───── GIVEN RECORDS ─────

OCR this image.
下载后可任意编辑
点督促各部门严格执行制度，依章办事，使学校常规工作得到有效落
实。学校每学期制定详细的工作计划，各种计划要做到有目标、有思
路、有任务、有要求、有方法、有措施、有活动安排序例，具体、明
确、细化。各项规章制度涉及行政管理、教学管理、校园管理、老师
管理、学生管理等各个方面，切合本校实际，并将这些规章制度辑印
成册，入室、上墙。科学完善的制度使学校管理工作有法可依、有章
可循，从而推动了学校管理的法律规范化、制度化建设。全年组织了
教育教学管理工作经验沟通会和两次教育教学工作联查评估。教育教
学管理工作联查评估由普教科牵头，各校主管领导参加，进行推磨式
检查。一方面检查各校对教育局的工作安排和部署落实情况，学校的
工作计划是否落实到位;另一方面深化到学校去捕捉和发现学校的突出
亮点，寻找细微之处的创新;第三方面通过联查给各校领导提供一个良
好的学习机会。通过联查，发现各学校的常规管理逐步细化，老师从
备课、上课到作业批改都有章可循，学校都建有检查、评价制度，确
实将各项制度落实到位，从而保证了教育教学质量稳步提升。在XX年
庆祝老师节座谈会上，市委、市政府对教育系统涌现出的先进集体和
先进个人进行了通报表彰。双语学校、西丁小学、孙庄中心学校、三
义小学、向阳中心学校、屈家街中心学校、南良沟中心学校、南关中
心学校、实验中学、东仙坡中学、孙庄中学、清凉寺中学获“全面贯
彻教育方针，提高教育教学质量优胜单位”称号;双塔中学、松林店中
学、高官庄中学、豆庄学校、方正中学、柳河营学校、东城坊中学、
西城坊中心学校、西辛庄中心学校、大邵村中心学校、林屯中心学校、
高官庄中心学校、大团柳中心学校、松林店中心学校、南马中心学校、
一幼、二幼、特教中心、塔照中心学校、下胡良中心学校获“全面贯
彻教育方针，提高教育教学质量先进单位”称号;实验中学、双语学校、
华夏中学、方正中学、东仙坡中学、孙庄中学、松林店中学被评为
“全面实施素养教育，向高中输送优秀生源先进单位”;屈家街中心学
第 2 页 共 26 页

─────
───── GIVEN RECORDS ─────

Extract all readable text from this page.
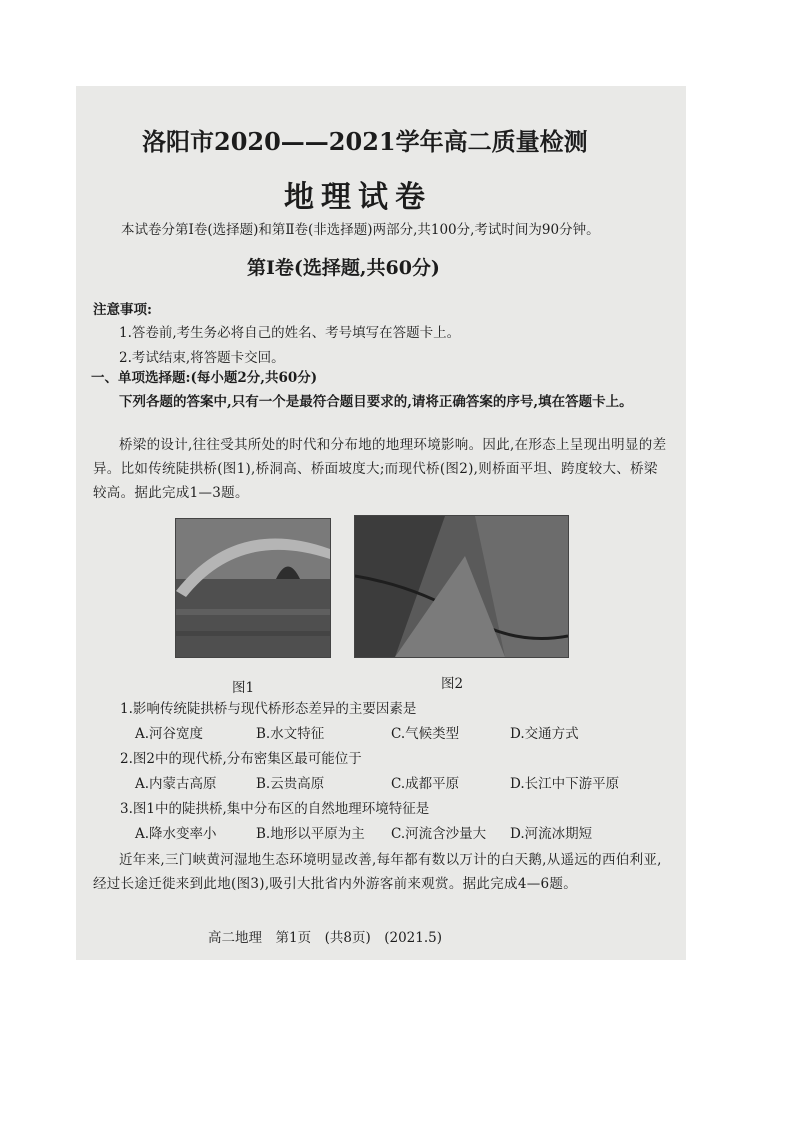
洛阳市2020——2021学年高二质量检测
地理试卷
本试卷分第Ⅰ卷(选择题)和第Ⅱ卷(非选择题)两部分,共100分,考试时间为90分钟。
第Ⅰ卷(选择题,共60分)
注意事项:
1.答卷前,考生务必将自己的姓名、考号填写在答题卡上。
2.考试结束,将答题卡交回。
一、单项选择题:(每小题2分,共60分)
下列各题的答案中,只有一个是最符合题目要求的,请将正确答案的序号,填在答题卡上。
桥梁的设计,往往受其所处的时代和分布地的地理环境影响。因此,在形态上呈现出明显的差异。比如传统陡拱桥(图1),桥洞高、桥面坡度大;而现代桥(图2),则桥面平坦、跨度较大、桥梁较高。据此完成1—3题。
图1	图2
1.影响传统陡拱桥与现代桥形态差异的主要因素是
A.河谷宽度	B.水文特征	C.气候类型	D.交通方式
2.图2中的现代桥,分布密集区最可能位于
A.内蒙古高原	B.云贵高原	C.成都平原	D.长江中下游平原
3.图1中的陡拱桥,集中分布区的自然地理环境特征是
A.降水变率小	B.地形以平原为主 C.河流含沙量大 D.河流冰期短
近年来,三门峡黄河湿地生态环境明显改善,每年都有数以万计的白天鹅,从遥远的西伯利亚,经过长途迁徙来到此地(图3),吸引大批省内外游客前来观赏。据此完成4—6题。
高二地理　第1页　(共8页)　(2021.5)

─────
───── GIVEN RECORDS ─────

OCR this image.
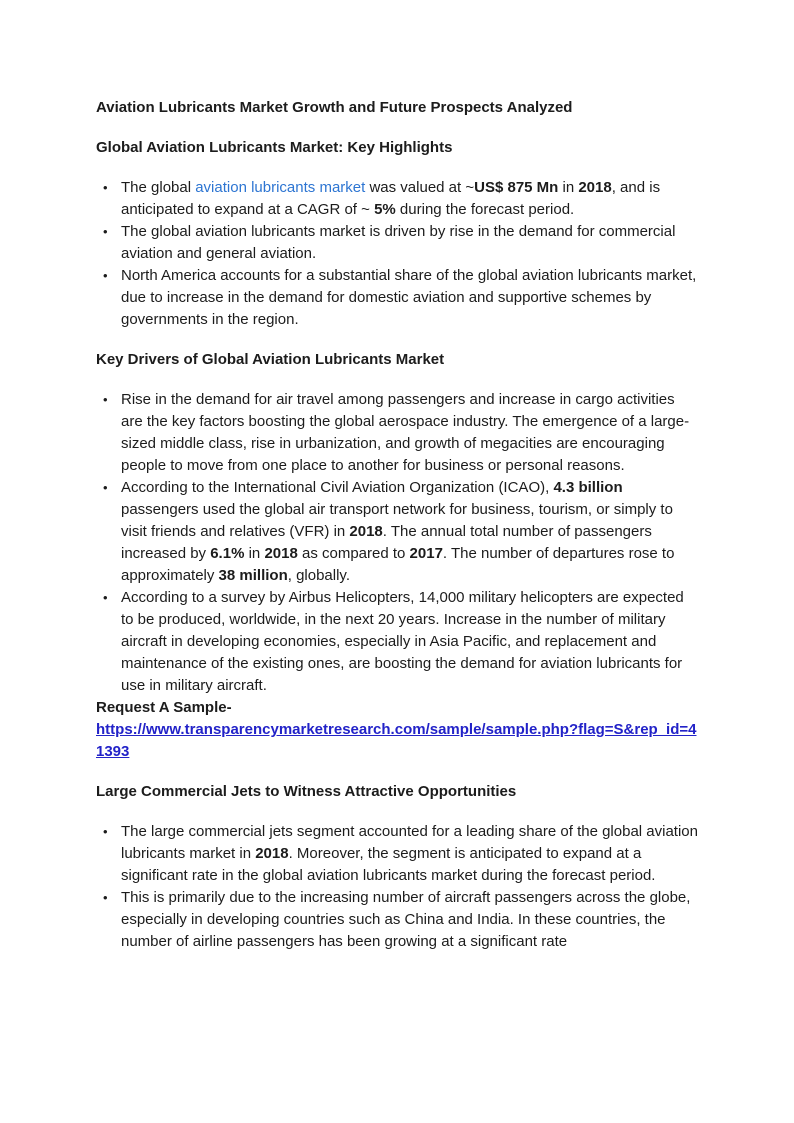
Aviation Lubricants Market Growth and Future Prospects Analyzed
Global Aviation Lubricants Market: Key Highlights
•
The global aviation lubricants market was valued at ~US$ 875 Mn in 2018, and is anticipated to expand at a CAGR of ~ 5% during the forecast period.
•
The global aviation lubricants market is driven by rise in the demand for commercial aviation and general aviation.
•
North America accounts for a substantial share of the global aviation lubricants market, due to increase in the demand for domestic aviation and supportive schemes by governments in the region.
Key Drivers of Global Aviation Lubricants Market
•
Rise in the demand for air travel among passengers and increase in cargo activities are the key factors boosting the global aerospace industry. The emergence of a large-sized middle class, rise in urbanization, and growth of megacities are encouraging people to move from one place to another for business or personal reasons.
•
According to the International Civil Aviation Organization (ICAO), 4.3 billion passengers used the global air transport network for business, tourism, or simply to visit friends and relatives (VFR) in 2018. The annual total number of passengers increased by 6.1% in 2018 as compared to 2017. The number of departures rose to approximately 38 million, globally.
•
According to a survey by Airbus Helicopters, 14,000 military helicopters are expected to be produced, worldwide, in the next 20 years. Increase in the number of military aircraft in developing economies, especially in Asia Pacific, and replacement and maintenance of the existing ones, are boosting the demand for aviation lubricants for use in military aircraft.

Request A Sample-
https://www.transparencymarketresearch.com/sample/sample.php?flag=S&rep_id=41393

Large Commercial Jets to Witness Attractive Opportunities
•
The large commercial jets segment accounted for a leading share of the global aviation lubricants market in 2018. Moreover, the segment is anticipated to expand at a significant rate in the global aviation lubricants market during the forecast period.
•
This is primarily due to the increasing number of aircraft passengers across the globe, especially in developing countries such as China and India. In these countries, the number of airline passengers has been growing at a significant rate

─────

WHAT TO WORK ON: Give the number of lines above in which the word "彻教育方针" occurs, with nothing else.

RESULT: 2